Requirement - Check each line of the material below, and copy it if it holds the string "company".

════════════════════

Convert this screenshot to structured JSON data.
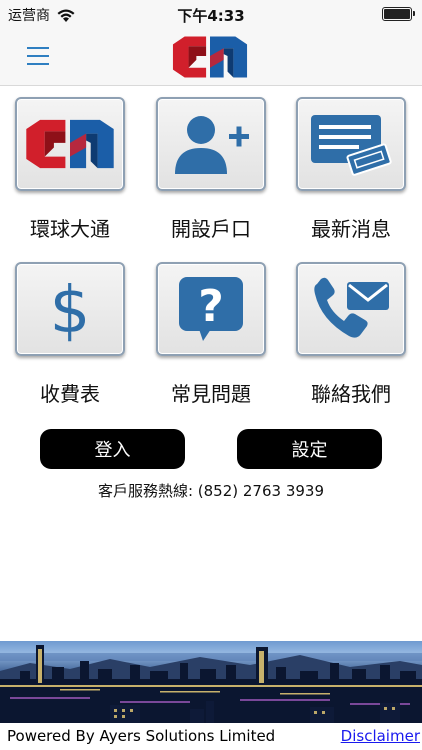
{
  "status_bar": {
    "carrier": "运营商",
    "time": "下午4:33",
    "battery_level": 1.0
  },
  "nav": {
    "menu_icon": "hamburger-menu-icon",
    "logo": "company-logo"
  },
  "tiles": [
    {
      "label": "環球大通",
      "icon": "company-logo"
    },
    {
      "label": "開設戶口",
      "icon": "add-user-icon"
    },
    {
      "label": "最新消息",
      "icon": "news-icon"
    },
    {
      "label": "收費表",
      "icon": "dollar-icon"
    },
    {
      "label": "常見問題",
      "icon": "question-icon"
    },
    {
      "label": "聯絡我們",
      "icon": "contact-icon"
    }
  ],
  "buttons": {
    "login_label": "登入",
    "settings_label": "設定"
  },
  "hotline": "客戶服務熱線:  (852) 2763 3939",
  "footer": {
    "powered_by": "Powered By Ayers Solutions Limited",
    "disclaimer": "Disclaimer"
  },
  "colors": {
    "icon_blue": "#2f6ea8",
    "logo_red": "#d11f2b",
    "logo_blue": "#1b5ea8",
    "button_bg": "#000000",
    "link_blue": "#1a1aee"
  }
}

════════════════════

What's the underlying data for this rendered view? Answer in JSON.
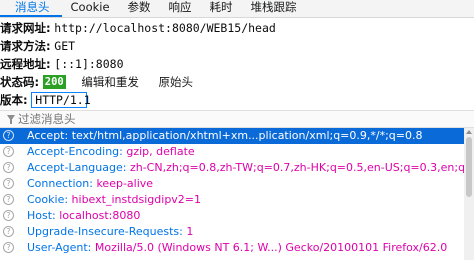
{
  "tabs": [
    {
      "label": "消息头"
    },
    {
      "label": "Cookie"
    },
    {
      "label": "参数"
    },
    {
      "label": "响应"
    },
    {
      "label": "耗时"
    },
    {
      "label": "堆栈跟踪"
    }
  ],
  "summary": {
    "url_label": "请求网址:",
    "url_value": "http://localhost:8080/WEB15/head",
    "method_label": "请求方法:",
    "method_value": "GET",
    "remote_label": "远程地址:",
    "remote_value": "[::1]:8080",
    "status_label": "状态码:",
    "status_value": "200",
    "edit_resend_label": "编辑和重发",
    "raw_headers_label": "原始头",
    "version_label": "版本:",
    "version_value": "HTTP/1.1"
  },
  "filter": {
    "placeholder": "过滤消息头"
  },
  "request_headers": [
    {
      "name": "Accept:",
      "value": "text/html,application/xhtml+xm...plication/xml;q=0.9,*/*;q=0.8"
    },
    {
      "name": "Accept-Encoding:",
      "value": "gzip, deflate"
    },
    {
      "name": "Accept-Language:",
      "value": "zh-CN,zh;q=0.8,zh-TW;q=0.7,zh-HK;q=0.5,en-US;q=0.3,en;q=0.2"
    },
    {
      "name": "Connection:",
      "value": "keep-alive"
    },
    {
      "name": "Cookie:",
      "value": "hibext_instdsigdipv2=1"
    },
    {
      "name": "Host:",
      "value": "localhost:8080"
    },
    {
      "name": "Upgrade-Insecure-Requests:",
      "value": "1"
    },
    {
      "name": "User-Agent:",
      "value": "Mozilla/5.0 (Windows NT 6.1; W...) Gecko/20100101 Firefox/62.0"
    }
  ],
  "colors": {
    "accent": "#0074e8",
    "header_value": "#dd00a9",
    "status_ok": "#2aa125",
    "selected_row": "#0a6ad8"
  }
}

════════════════════

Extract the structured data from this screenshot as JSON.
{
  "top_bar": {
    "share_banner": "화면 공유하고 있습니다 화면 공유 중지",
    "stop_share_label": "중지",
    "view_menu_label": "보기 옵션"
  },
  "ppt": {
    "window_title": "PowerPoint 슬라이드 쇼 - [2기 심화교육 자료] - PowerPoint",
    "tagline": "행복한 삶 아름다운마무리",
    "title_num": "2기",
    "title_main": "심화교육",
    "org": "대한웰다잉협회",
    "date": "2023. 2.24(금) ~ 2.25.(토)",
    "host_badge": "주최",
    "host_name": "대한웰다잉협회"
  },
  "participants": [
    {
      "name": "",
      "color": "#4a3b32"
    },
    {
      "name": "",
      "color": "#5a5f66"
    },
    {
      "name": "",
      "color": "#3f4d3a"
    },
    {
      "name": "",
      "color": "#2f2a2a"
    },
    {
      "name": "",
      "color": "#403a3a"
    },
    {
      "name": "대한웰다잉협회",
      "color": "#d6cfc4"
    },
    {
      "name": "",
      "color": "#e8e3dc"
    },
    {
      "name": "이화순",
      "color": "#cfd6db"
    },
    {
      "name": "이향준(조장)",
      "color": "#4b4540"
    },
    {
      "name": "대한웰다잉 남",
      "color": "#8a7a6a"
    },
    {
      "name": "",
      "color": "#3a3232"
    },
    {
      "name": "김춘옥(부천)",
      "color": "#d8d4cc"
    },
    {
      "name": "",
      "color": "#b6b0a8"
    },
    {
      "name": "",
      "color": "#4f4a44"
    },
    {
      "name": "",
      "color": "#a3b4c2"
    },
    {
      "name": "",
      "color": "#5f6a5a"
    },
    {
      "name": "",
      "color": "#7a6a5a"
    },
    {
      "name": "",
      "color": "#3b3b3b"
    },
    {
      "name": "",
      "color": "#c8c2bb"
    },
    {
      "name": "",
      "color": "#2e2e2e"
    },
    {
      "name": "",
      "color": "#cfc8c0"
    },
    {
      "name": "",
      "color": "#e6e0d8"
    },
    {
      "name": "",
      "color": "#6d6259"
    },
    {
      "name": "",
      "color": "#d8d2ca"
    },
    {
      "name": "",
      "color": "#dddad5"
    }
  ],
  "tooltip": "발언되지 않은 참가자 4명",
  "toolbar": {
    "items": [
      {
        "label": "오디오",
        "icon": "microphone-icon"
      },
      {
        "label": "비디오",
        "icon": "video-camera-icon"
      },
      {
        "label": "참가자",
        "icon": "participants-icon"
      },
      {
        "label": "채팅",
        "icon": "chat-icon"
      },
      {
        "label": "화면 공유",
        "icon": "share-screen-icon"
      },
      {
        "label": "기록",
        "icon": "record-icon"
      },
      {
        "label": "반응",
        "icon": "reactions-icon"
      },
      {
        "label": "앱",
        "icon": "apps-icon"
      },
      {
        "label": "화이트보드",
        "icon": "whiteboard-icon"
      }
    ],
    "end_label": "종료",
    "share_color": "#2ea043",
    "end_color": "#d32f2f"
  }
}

════════════════════

Exercise result -
    "logo": "company-logo"
      "icon": "company-logo"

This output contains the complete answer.